_EXERCISE AIM_
Go through the listing and pick out each line with the word "Brandee" in it.

## BEGIN PROVIDED DATA

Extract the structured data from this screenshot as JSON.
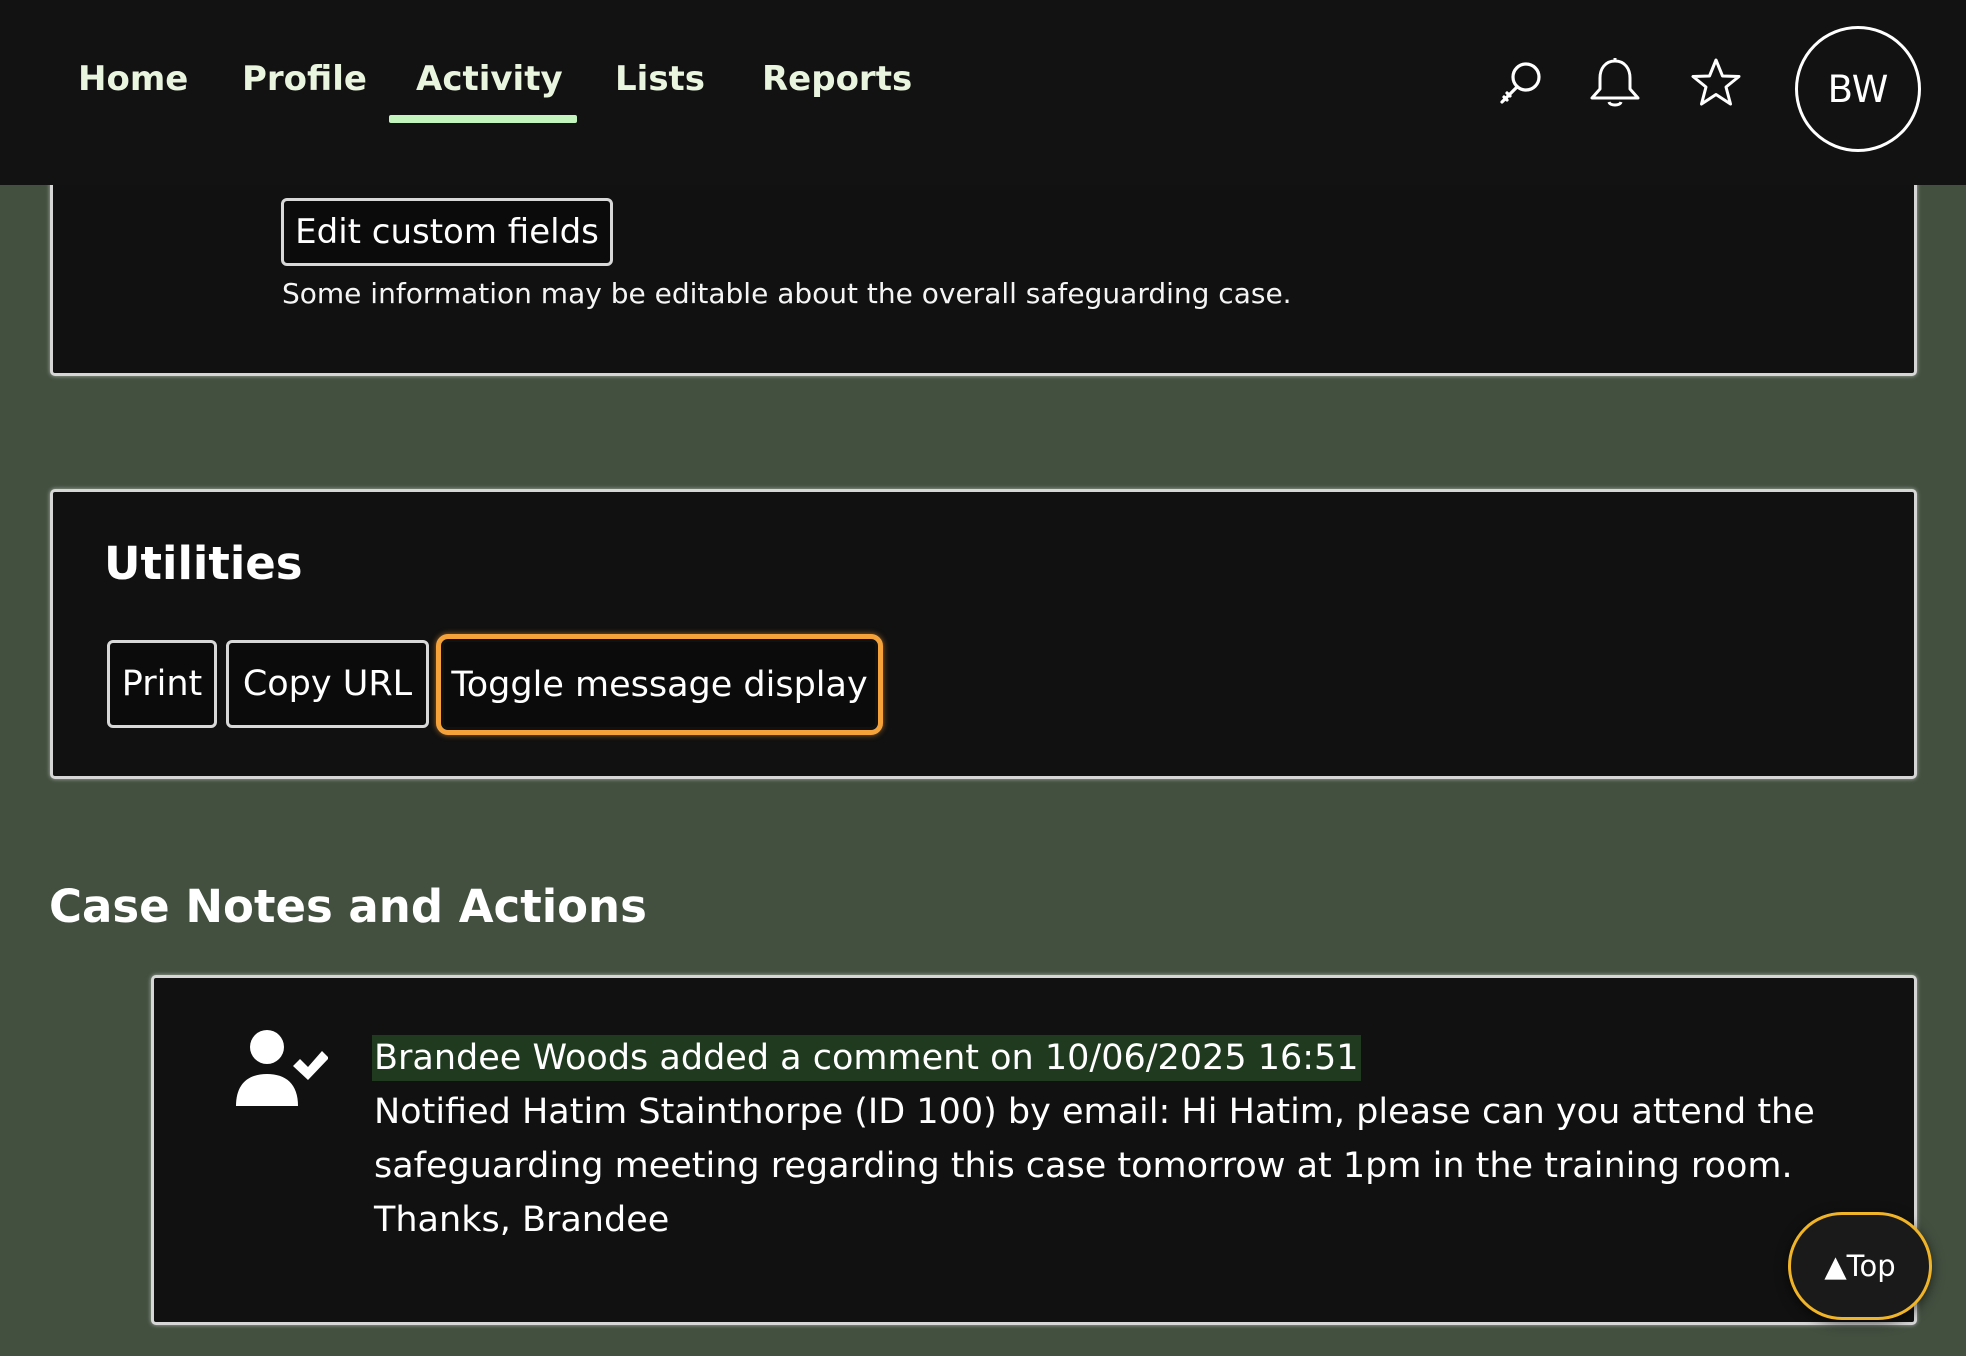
{
  "nav": {
    "tabs": [
      {
        "label": "Home"
      },
      {
        "label": "Profile"
      },
      {
        "label": "Activity",
        "active": true
      },
      {
        "label": "Lists"
      },
      {
        "label": "Reports"
      }
    ],
    "icons": [
      "search-icon",
      "bell-icon",
      "star-icon"
    ],
    "avatar_initials": "BW"
  },
  "case_panel": {
    "edit_button_label": "Edit custom fields",
    "hint": "Some information may be editable about the overall safeguarding case."
  },
  "utilities": {
    "title": "Utilities",
    "buttons": {
      "print": "Print",
      "copy_url": "Copy URL",
      "toggle": "Toggle message display"
    }
  },
  "notes": {
    "heading": "Case Notes and Actions",
    "items": [
      {
        "icon": "user-check-icon",
        "meta": "Brandee Woods added a comment on 10/06/2025 16:51",
        "body": "Notified Hatim Stainthorpe (ID 100) by email: Hi Hatim, please can you attend the safeguarding meeting regarding this case tomorrow at 1pm in the training room. Thanks, Brandee"
      }
    ]
  },
  "back_to_top": "▲Top",
  "colors": {
    "background": "#435040",
    "topbar": "#121212",
    "nav_active_underline": "#c3f4bd",
    "focus_ring": "#f6a23a",
    "meta_highlight": "#1f3a1e",
    "top_button_border": "#f0b429"
  }
}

## END PROVIDED DATA

_THE RESPONSE_
        "meta": "Brandee Woods added a comment on 10/06/2025 16:51",
        "body": "Notified Hatim Stainthorpe (ID 100) by email: Hi Hatim, please can you attend the safeguarding meeting regarding this case tomorrow at 1pm in the training room. Thanks, Brandee"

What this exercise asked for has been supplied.